CHALLENGE
Write out all lines holding the word "United".

Saved entries:
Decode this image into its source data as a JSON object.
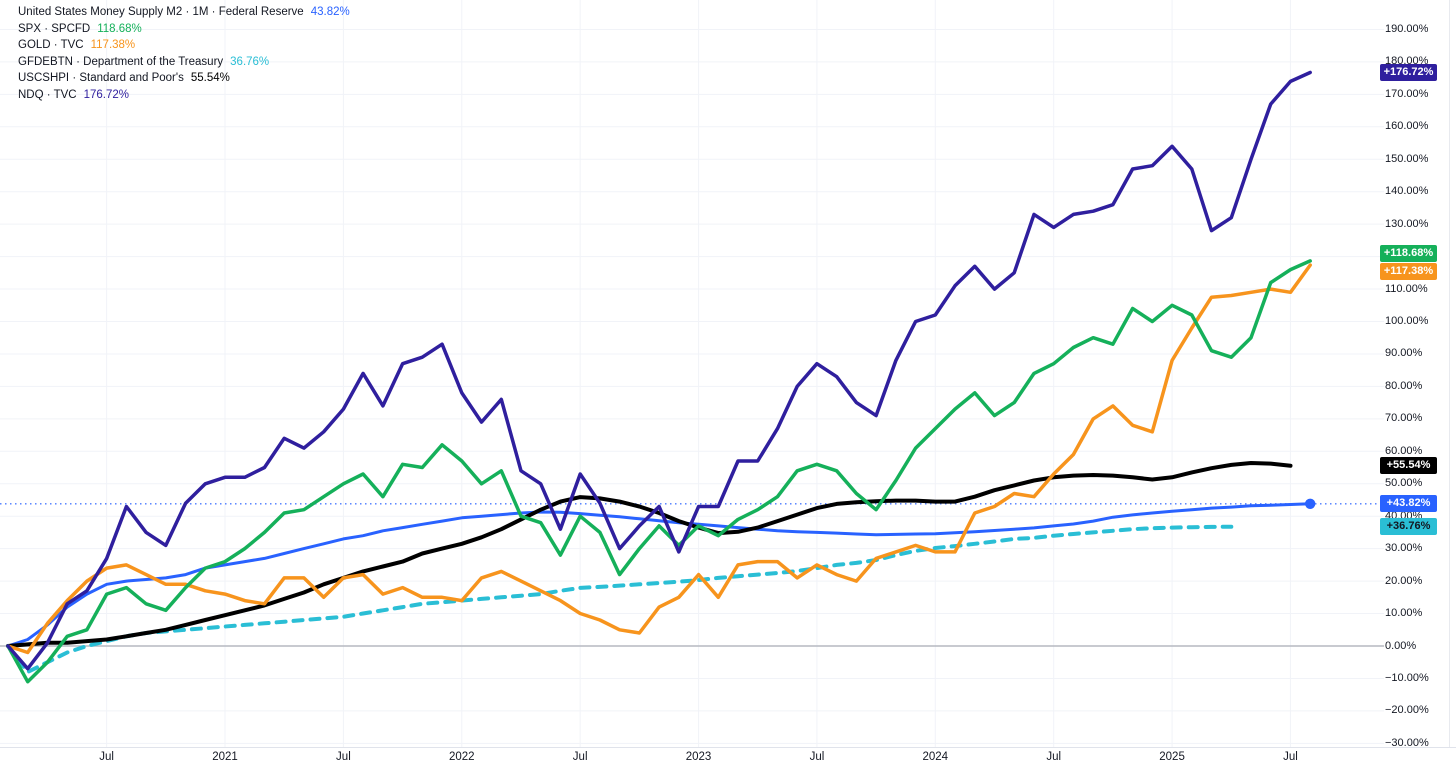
{
  "app": {
    "name": "price-percent-comparison-chart"
  },
  "legend": {
    "series": [
      {
        "series_id": "m2",
        "label": "United States Money Supply M2 · 1M · Federal Reserve",
        "value": "43.82%"
      },
      {
        "series_id": "spx",
        "label": "SPX · SPCFD",
        "value": "118.68%"
      },
      {
        "series_id": "gold",
        "label": "GOLD · TVC",
        "value": "117.38%"
      },
      {
        "series_id": "gfdebtn",
        "label": "GFDEBTN · Department of the Treasury",
        "value": "36.76%"
      },
      {
        "series_id": "uscshpi",
        "label": "USCSHPI · Standard and Poor's",
        "value": "55.54%"
      },
      {
        "series_id": "ndq",
        "label": "NDQ · TVC",
        "value": "176.72%"
      }
    ]
  },
  "y_axis": {
    "unit": "%",
    "tick_values": [
      190,
      180,
      170,
      160,
      150,
      140,
      130,
      120,
      110,
      100,
      90,
      80,
      70,
      60,
      50,
      40,
      30,
      20,
      10,
      0,
      -10,
      -20,
      -30
    ]
  },
  "x_axis": {
    "ticks": [
      {
        "label": "Jul",
        "month_index": 5
      },
      {
        "label": "2021",
        "month_index": 11
      },
      {
        "label": "Jul",
        "month_index": 17
      },
      {
        "label": "2022",
        "month_index": 23
      },
      {
        "label": "Jul",
        "month_index": 29
      },
      {
        "label": "2023",
        "month_index": 35
      },
      {
        "label": "Jul",
        "month_index": 41
      },
      {
        "label": "2024",
        "month_index": 47
      },
      {
        "label": "Jul",
        "month_index": 53
      },
      {
        "label": "2025",
        "month_index": 59
      },
      {
        "label": "Jul",
        "month_index": 65
      }
    ]
  },
  "price_badges": [
    {
      "series_id": "ndq",
      "text": "+176.72%",
      "bg": "#2f1f9e",
      "fg": "#ffffff",
      "value": 176.72
    },
    {
      "series_id": "spx",
      "text": "+118.68%",
      "bg": "#15b05a",
      "fg": "#ffffff",
      "value": 118.68
    },
    {
      "series_id": "gold",
      "text": "+117.38%",
      "bg": "#f7941d",
      "fg": "#ffffff",
      "value": 117.38
    },
    {
      "series_id": "uscshpi",
      "text": "+55.54%",
      "bg": "#000000",
      "fg": "#ffffff",
      "value": 55.54
    },
    {
      "series_id": "m2",
      "text": "+43.82%",
      "bg": "#2962ff",
      "fg": "#ffffff",
      "value": 43.82
    },
    {
      "series_id": "gfdebtn",
      "text": "+36.76%",
      "bg": "#2abed5",
      "fg": "#131722",
      "value": 36.76
    }
  ],
  "chart_data": {
    "type": "line",
    "x_start": "2020-02",
    "x_interval": "monthly",
    "x_end": "2025-08",
    "ylabel": "percent change since start date",
    "ylim": [
      -30,
      190
    ],
    "y_gridline_step": 10,
    "grid": true,
    "legend_position": "top-left",
    "baseline_value": 0,
    "current_price_line": {
      "series_id": "m2",
      "value": 43.82
    },
    "series": [
      {
        "id": "gfdebtn",
        "name": "GFDEBTN · Department of the Treasury",
        "color": "#2abed5",
        "line_style": "dashed",
        "line_width": 4,
        "end_value": 36.76,
        "values": [
          0,
          -8,
          -5,
          -2,
          0,
          1.5,
          3,
          4,
          4.5,
          5,
          5.5,
          6,
          6.5,
          7,
          7.5,
          8,
          8.5,
          9,
          10,
          11,
          12,
          13,
          13.5,
          14,
          14.5,
          15,
          15.5,
          16,
          17,
          17.9,
          18.2,
          18.6,
          19,
          19.4,
          19.8,
          20.3,
          21,
          21.5,
          22,
          22.5,
          23.1,
          24,
          25,
          25.6,
          26.5,
          28,
          29.3,
          30.2,
          30.8,
          31.5,
          32.2,
          33,
          33.3,
          34,
          34.5,
          35,
          35.5,
          36,
          36.3,
          36.5,
          36.6,
          36.7,
          36.76
        ]
      },
      {
        "id": "m2",
        "name": "United States Money Supply M2",
        "color": "#2962ff",
        "line_style": "solid",
        "line_width": 3,
        "end_dot": true,
        "end_value": 43.82,
        "values": [
          0,
          2,
          6.5,
          12,
          16,
          19,
          20,
          20.5,
          21,
          22,
          24,
          25,
          26,
          27,
          28.5,
          30,
          31.5,
          33,
          34,
          35.5,
          36.5,
          37.5,
          38.5,
          39.5,
          40,
          40.5,
          41,
          41.3,
          41.2,
          40.8,
          40.3,
          39.8,
          39.2,
          38.6,
          38,
          37.5,
          37,
          36.5,
          36,
          35.5,
          35.2,
          35,
          34.8,
          34.5,
          34.3,
          34.4,
          34.5,
          34.6,
          34.9,
          35.2,
          35.6,
          36,
          36.4,
          37,
          37.6,
          38.5,
          39.7,
          40.4,
          41,
          41.5,
          42,
          42.5,
          42.8,
          43.2,
          43.4,
          43.6,
          43.82
        ]
      },
      {
        "id": "uscshpi",
        "name": "USCSHPI · Standard and Poor's",
        "color": "#000000",
        "line_style": "solid",
        "line_width": 4,
        "end_value": 55.54,
        "values": [
          0,
          0.5,
          1,
          1,
          1.5,
          2,
          3,
          4,
          5,
          6.5,
          8,
          9.5,
          11,
          12.5,
          14.5,
          16.5,
          19,
          21,
          23,
          24.5,
          26,
          28.5,
          30,
          31.5,
          33.5,
          36,
          39,
          42,
          44.5,
          45.9,
          45.5,
          44.5,
          43,
          41,
          38.5,
          36.5,
          34.8,
          35.2,
          36.5,
          38.5,
          40.5,
          42.5,
          43.8,
          44.3,
          44.6,
          44.8,
          44.8,
          44.5,
          44.5,
          46,
          48,
          49.5,
          51,
          52,
          52.5,
          52.7,
          52.5,
          52,
          51.3,
          52,
          53.5,
          54.8,
          55.8,
          56.4,
          56.2,
          55.54
        ]
      },
      {
        "id": "gold",
        "name": "GOLD · TVC",
        "color": "#f7941d",
        "line_style": "solid",
        "line_width": 3.5,
        "end_value": 117.38,
        "values": [
          0,
          -2,
          7,
          14,
          20,
          24,
          25,
          22,
          19,
          19,
          17,
          16,
          14,
          13,
          21,
          21,
          15,
          21,
          22,
          16,
          18,
          15,
          15,
          14,
          21,
          23,
          20,
          17,
          14,
          10,
          8,
          5,
          4,
          12,
          15,
          22,
          15,
          25,
          26,
          26,
          21,
          25,
          22,
          20,
          27,
          29,
          31,
          29,
          29,
          41,
          43,
          47,
          46,
          53,
          59,
          70,
          74,
          68,
          66,
          88,
          98,
          107.5,
          108,
          109,
          110,
          109,
          117.38
        ]
      },
      {
        "id": "spx",
        "name": "SPX · SPCFD",
        "color": "#15b05a",
        "line_style": "solid",
        "line_width": 3.5,
        "end_value": 118.68,
        "values": [
          0,
          -11,
          -5,
          3,
          5,
          16,
          18,
          13,
          11,
          18,
          24,
          26,
          30,
          35,
          41,
          42,
          46,
          50,
          53,
          46,
          56,
          55,
          62,
          57,
          50,
          54,
          40,
          38,
          28,
          40,
          35,
          22,
          30,
          37,
          31,
          37,
          34,
          39,
          42,
          46,
          54,
          56,
          54,
          47,
          42,
          51,
          61,
          67,
          73,
          78,
          71,
          75,
          84,
          87,
          92,
          95,
          93,
          104,
          100,
          105,
          102,
          91,
          89,
          95,
          112,
          116,
          118.68
        ]
      },
      {
        "id": "ndq",
        "name": "NDQ · TVC",
        "color": "#2f1f9e",
        "line_style": "solid",
        "line_width": 3.5,
        "end_value": 176.72,
        "values": [
          0,
          -7,
          1,
          13,
          17,
          27,
          43,
          35,
          31,
          44,
          50,
          52,
          52,
          55,
          64,
          61,
          66,
          73,
          84,
          74,
          87,
          89,
          93,
          78,
          69,
          76,
          54,
          50,
          36,
          53,
          44,
          30,
          37,
          43,
          29,
          43,
          43,
          57,
          57,
          67,
          80,
          87,
          83,
          75,
          71,
          88,
          100,
          102,
          111,
          117,
          110,
          115,
          133,
          129,
          133,
          134,
          136,
          147,
          148,
          154,
          147,
          128,
          132,
          150,
          167,
          174,
          176.72
        ]
      }
    ]
  },
  "colors": {
    "background": "#ffffff",
    "grid": "#f1f3f8",
    "zero_line": "#b6b9c1",
    "axis_text": "#131722",
    "legend_text": "#131722",
    "axis_border": "#e0e3eb",
    "price_line_dotted": "#2962ff"
  }
}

FINISHED EXERCISE
        "label": "United States Money Supply M2 · 1M · Federal Reserve",
        "name": "United States Money Supply M2",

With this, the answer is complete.